▶ ENTRIES
╭──
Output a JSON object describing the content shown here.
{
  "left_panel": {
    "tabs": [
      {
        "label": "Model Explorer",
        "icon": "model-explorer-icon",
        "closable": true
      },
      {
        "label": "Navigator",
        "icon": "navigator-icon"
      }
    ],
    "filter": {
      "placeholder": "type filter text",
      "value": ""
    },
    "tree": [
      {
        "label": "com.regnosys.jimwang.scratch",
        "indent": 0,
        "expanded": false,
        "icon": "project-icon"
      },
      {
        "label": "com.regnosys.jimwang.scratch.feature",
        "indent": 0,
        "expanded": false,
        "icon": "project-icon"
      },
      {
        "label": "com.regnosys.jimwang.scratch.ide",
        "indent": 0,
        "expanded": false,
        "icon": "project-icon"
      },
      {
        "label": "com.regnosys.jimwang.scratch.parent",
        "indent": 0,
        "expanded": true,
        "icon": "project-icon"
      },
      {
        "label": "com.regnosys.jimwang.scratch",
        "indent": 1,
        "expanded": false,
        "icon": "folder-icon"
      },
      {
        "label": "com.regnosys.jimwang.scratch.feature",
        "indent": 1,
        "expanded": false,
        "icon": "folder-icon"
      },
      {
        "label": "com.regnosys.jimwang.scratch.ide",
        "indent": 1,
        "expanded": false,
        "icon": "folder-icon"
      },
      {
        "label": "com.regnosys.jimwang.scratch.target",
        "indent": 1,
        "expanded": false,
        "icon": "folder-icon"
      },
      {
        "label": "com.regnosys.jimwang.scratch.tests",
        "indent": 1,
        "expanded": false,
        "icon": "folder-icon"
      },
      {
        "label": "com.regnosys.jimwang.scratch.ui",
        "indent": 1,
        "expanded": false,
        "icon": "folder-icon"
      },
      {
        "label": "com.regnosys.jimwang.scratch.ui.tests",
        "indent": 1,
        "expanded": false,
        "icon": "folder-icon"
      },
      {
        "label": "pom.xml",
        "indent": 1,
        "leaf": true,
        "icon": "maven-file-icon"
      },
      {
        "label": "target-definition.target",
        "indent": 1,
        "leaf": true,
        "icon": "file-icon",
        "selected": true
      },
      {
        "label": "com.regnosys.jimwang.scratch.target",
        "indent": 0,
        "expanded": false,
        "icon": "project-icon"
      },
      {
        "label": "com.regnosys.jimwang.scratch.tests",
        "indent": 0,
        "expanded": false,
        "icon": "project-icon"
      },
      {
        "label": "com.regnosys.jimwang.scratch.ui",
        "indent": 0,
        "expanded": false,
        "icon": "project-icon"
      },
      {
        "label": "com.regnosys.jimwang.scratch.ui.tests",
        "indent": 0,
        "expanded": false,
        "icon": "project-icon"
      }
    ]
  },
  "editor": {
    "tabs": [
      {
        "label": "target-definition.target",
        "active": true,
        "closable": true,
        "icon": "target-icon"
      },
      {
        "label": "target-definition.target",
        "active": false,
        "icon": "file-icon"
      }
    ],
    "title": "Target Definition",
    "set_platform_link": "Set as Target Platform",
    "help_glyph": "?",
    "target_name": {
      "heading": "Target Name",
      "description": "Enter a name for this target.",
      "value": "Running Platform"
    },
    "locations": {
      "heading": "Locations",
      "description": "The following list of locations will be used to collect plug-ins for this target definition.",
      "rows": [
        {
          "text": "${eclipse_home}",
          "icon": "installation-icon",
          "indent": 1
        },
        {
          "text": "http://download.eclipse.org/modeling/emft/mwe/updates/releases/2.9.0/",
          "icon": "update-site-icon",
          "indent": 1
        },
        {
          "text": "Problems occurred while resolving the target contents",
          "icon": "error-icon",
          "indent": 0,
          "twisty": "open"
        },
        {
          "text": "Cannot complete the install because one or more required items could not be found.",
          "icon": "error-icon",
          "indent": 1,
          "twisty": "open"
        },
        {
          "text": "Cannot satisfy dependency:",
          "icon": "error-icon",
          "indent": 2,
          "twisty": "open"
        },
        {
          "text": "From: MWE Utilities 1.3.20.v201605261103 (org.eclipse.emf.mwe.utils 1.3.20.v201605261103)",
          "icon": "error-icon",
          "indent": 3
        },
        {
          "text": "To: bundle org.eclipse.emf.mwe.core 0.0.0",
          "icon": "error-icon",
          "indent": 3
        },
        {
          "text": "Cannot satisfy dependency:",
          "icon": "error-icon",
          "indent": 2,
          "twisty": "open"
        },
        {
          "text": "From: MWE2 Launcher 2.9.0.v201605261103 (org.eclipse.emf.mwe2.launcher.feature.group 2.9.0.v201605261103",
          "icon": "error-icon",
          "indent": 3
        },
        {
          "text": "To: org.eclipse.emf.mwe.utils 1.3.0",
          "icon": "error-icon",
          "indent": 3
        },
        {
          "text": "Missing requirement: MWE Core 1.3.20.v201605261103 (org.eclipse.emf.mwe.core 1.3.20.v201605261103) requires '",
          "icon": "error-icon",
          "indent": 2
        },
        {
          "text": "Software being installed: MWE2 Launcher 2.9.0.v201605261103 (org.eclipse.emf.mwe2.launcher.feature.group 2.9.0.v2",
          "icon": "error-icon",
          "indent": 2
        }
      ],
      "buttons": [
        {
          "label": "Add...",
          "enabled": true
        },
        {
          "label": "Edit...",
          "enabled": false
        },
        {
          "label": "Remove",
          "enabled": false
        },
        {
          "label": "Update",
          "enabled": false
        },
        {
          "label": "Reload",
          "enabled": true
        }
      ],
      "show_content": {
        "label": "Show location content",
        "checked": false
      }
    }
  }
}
╰──
▶ PROBLEM STATEMENT
Repeat the material above in full, keeping every word.

▶ EXPECTED ANSWER
Output a JSON object describing the content shown here.
{
  "left_panel": {
    "tabs": [
      {
        "label": "Model Explorer",
        "icon": "model-explorer-icon",
        "closable": true
      },
      {
        "label": "Navigator",
        "icon": "navigator-icon"
      }
    ],
    "filter": {
      "placeholder": "type filter text",
      "value": ""
    },
    "tree": [
      {
        "label": "com.regnosys.jimwang.scratch",
        "indent": 0,
        "expanded": false,
        "icon": "project-icon"
      },
      {
        "label": "com.regnosys.jimwang.scratch.feature",
        "indent": 0,
        "expanded": false,
        "icon": "project-icon"
      },
      {
        "label": "com.regnosys.jimwang.scratch.ide",
        "indent": 0,
        "expanded": false,
        "icon": "project-icon"
      },
      {
        "label": "com.regnosys.jimwang.scratch.parent",
        "indent": 0,
        "expanded": true,
        "icon": "project-icon"
      },
      {
        "label": "com.regnosys.jimwang.scratch",
        "indent": 1,
        "expanded": false,
        "icon": "folder-icon"
      },
      {
        "label": "com.regnosys.jimwang.scratch.feature",
        "indent": 1,
        "expanded": false,
        "icon": "folder-icon"
      },
      {
        "label": "com.regnosys.jimwang.scratch.ide",
        "indent": 1,
        "expanded": false,
        "icon": "folder-icon"
      },
      {
        "label": "com.regnosys.jimwang.scratch.target",
        "indent": 1,
        "expanded": false,
        "icon": "folder-icon"
      },
      {
        "label": "com.regnosys.jimwang.scratch.tests",
        "indent": 1,
        "expanded": false,
        "icon": "folder-icon"
      },
      {
        "label": "com.regnosys.jimwang.scratch.ui",
        "indent": 1,
        "expanded": false,
        "icon": "folder-icon"
      },
      {
        "label": "com.regnosys.jimwang.scratch.ui.tests",
        "indent": 1,
        "expanded": false,
        "icon": "folder-icon"
      },
      {
        "label": "pom.xml",
        "indent": 1,
        "leaf": true,
        "icon": "maven-file-icon"
      },
      {
        "label": "target-definition.target",
        "indent": 1,
        "leaf": true,
        "icon": "file-icon",
        "selected": true
      },
      {
        "label": "com.regnosys.jimwang.scratch.target",
        "indent": 0,
        "expanded": false,
        "icon": "project-icon"
      },
      {
        "label": "com.regnosys.jimwang.scratch.tests",
        "indent": 0,
        "expanded": false,
        "icon": "project-icon"
      },
      {
        "label": "com.regnosys.jimwang.scratch.ui",
        "indent": 0,
        "expanded": false,
        "icon": "project-icon"
      },
      {
        "label": "com.regnosys.jimwang.scratch.ui.tests",
        "indent": 0,
        "expanded": false,
        "icon": "project-icon"
      }
    ]
  },
  "editor": {
    "tabs": [
      {
        "label": "target-definition.target",
        "active": true,
        "closable": true,
        "icon": "target-icon"
      },
      {
        "label": "target-definition.target",
        "active": false,
        "icon": "file-icon"
      }
    ],
    "title": "Target Definition",
    "set_platform_link": "Set as Target Platform",
    "help_glyph": "?",
    "target_name": {
      "heading": "Target Name",
      "description": "Enter a name for this target.",
      "value": "Running Platform"
    },
    "locations": {
      "heading": "Locations",
      "description": "The following list of locations will be used to collect plug-ins for this target definition.",
      "rows": [
        {
          "text": "${eclipse_home}",
          "icon": "installation-icon",
          "indent": 1
        },
        {
          "text": "http://download.eclipse.org/modeling/emft/mwe/updates/releases/2.9.0/",
          "icon": "update-site-icon",
          "indent": 1
        },
        {
          "text": "Problems occurred while resolving the target contents",
          "icon": "error-icon",
          "indent": 0,
          "twisty": "open"
        },
        {
          "text": "Cannot complete the install because one or more required items could not be found.",
          "icon": "error-icon",
          "indent": 1,
          "twisty": "open"
        },
        {
          "text": "Cannot satisfy dependency:",
          "icon": "error-icon",
          "indent": 2,
          "twisty": "open"
        },
        {
          "text": "From: MWE Utilities 1.3.20.v201605261103 (org.eclipse.emf.mwe.utils 1.3.20.v201605261103)",
          "icon": "error-icon",
          "indent": 3
        },
        {
          "text": "To: bundle org.eclipse.emf.mwe.core 0.0.0",
          "icon": "error-icon",
          "indent": 3
        },
        {
          "text": "Cannot satisfy dependency:",
          "icon": "error-icon",
          "indent": 2,
          "twisty": "open"
        },
        {
          "text": "From: MWE2 Launcher 2.9.0.v201605261103 (org.eclipse.emf.mwe2.launcher.feature.group 2.9.0.v201605261103",
          "icon": "error-icon",
          "indent": 3
        },
        {
          "text": "To: org.eclipse.emf.mwe.utils 1.3.0",
          "icon": "error-icon",
          "indent": 3
        },
        {
          "text": "Missing requirement: MWE Core 1.3.20.v201605261103 (org.eclipse.emf.mwe.core 1.3.20.v201605261103) requires '",
          "icon": "error-icon",
          "indent": 2
        },
        {
          "text": "Software being installed: MWE2 Launcher 2.9.0.v201605261103 (org.eclipse.emf.mwe2.launcher.feature.group 2.9.0.v2",
          "icon": "error-icon",
          "indent": 2
        }
      ],
      "buttons": [
        {
          "label": "Add...",
          "enabled": true
        },
        {
          "label": "Edit...",
          "enabled": false
        },
        {
          "label": "Remove",
          "enabled": false
        },
        {
          "label": "Update",
          "enabled": false
        },
        {
          "label": "Reload",
          "enabled": true
        }
      ],
      "show_content": {
        "label": "Show location content",
        "checked": false
      }
    }
  }
}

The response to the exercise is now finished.